>> begin

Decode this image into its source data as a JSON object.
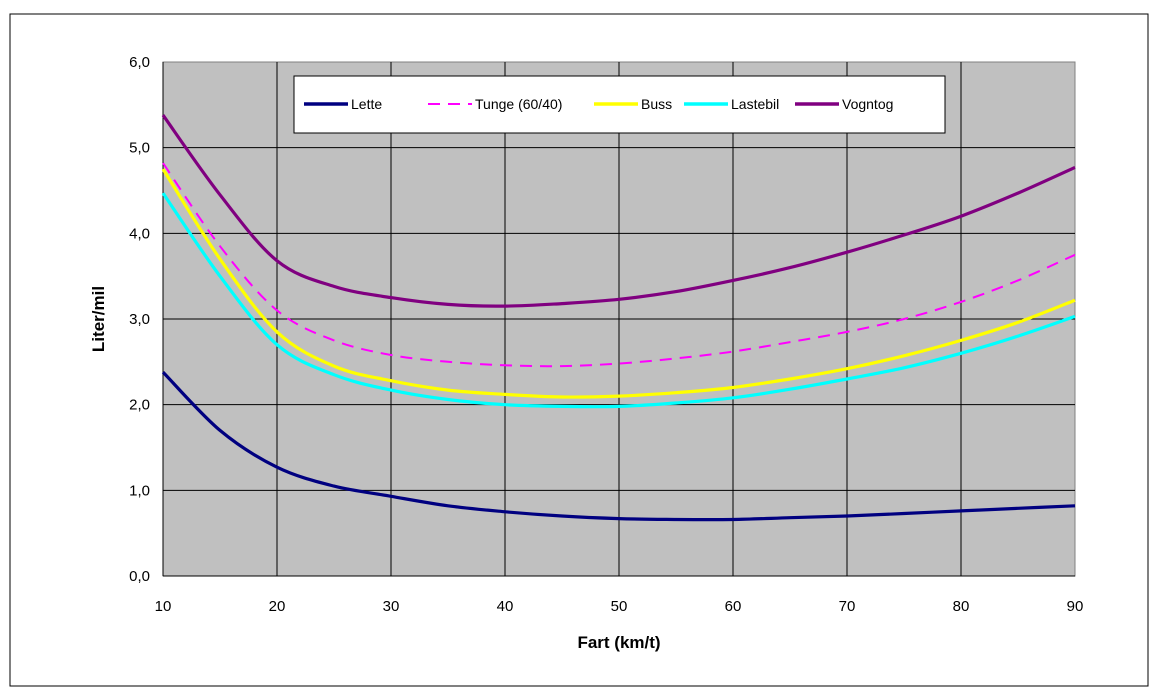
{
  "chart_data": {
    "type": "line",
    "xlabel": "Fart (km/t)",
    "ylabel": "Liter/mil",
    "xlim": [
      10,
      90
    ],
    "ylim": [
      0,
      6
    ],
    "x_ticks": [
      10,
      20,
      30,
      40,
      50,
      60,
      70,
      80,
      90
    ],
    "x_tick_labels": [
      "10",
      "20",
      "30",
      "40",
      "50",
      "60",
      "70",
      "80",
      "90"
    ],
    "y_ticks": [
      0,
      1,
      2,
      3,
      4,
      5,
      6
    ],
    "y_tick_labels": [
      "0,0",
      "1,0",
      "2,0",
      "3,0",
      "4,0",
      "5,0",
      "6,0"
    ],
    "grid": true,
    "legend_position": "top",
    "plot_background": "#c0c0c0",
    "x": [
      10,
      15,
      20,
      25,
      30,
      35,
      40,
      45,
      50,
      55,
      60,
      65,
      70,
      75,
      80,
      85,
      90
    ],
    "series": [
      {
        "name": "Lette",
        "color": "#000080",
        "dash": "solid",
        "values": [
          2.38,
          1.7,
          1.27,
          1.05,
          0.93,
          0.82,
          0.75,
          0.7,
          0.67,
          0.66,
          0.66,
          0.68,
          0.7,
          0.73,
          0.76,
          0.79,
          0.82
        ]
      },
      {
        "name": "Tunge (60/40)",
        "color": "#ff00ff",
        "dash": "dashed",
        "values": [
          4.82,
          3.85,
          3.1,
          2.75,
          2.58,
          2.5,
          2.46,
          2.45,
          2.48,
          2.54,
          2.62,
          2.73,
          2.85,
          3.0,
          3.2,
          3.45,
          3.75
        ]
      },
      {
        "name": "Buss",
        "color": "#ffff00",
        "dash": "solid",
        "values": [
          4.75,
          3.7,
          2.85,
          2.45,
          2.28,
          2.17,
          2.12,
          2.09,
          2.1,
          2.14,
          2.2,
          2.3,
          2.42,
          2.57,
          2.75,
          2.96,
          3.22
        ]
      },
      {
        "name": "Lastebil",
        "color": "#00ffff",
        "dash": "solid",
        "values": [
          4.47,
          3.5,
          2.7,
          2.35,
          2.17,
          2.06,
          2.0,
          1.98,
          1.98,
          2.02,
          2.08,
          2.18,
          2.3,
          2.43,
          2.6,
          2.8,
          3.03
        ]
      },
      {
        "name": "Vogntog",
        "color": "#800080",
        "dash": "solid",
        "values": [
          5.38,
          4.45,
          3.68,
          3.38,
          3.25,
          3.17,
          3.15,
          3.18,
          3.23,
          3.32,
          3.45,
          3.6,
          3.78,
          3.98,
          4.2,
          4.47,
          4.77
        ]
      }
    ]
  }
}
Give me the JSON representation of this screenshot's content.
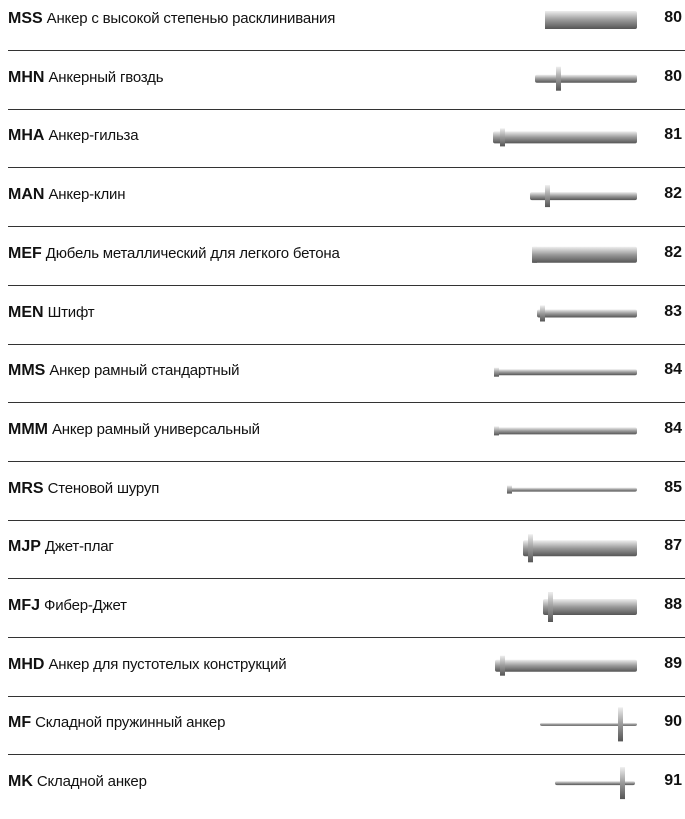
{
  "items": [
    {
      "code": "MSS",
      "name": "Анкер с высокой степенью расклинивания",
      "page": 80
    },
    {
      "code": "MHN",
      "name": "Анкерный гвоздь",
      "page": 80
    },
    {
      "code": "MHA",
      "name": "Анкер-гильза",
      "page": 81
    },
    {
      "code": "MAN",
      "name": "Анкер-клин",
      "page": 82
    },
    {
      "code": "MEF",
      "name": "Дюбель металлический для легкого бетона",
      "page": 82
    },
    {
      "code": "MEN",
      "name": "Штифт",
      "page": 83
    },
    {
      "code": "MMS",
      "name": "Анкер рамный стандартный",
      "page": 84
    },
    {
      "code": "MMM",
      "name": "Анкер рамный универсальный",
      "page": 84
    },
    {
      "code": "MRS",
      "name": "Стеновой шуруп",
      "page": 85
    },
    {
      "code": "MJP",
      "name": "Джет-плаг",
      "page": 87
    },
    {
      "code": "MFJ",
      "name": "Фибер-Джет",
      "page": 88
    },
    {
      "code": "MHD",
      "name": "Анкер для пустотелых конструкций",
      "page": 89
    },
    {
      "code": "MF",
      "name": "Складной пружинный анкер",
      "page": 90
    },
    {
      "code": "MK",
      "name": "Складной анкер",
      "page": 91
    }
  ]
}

>> end
>> begin

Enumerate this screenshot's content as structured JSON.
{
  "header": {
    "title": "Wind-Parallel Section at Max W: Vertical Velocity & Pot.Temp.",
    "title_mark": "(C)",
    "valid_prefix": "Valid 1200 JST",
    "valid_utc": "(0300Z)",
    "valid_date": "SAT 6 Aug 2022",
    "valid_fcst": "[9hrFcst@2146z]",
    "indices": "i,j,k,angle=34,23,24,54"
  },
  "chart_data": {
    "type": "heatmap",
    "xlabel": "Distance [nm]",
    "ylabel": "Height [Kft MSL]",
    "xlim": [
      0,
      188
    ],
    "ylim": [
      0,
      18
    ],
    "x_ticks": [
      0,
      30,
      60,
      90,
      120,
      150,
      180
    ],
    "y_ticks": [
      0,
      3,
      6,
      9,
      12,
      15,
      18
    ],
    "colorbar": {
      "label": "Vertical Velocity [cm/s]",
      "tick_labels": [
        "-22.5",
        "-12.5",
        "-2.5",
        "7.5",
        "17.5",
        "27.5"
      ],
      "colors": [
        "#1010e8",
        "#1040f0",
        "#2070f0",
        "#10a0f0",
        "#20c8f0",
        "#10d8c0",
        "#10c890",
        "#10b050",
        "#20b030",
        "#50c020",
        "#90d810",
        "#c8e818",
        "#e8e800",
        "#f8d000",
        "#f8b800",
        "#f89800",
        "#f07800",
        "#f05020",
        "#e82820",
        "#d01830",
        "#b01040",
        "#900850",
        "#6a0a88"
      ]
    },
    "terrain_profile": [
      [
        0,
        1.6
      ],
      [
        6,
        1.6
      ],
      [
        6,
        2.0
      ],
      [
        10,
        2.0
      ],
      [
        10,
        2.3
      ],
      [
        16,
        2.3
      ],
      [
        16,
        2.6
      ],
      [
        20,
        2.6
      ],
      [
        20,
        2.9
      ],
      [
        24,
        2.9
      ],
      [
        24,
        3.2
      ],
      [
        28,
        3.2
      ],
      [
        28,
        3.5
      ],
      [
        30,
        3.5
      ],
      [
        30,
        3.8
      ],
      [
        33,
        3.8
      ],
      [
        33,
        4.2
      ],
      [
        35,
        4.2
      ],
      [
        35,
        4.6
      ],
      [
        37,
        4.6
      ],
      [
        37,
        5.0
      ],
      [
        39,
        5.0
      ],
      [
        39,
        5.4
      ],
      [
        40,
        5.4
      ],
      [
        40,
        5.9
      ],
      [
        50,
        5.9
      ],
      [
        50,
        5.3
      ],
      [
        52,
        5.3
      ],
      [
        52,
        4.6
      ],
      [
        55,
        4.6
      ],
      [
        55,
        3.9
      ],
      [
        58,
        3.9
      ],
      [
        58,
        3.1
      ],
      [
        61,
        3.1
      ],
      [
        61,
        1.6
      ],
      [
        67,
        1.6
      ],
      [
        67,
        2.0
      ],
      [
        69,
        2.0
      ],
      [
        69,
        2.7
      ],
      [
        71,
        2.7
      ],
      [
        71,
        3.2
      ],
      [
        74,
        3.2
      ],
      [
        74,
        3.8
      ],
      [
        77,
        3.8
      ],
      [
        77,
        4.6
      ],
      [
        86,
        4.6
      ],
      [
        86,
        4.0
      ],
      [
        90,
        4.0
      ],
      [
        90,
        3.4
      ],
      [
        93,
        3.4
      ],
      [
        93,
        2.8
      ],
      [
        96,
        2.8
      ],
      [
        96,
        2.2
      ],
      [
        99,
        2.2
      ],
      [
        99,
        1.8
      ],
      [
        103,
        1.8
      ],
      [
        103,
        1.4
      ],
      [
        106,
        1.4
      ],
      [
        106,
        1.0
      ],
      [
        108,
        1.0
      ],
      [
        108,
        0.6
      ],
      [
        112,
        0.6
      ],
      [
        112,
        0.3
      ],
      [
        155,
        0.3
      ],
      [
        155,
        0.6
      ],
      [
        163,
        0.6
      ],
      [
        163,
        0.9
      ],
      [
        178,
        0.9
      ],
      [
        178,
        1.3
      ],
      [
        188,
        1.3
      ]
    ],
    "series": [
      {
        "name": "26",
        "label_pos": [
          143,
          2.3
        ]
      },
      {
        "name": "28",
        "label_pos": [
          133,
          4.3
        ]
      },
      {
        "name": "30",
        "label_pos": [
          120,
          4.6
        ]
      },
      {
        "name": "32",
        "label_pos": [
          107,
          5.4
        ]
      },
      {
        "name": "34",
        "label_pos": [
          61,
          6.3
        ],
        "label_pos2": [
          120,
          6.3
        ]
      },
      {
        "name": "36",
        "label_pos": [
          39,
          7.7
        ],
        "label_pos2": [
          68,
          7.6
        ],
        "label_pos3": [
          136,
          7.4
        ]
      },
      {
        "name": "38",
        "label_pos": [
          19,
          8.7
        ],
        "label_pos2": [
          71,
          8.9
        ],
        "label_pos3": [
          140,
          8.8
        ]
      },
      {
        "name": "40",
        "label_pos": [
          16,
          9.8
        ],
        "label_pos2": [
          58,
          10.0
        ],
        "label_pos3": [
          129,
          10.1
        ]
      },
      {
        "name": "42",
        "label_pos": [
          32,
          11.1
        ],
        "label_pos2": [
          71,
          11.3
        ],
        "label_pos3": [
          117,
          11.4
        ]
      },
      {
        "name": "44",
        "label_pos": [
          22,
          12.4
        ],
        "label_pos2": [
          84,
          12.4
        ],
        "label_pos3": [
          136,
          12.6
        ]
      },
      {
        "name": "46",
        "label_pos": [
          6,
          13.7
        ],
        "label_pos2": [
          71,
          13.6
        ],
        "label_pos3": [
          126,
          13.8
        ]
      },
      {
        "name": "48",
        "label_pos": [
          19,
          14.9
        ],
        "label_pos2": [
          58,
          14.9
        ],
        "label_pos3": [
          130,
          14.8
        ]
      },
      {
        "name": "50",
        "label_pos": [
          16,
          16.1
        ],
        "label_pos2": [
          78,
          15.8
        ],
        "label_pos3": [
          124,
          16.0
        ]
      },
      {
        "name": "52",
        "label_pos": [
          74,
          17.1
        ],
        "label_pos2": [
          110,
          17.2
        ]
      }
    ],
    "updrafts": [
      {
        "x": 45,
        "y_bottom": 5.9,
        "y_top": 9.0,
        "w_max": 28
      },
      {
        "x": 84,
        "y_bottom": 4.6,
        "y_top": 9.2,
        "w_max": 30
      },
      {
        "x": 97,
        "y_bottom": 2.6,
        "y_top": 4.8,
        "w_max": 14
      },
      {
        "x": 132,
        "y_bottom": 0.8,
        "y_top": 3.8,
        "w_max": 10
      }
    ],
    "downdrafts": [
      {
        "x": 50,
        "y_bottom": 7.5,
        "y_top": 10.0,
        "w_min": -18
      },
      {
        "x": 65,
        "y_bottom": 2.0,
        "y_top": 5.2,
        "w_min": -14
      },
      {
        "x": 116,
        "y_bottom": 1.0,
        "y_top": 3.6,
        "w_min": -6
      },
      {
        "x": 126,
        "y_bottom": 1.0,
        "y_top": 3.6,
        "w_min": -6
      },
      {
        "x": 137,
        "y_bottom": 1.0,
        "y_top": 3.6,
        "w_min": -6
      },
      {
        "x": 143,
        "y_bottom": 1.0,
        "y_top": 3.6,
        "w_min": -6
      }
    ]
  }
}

>> end

→ **WRITTEN EXERCISE**:
Filter out all lines lacking the word "Velocity" and copy the rest.

→ **FINAL RESULT**:
    "title": "Wind-Parallel Section at Max W: Vertical Velocity & Pot.Temp.",
      "label": "Vertical Velocity [cm/s]",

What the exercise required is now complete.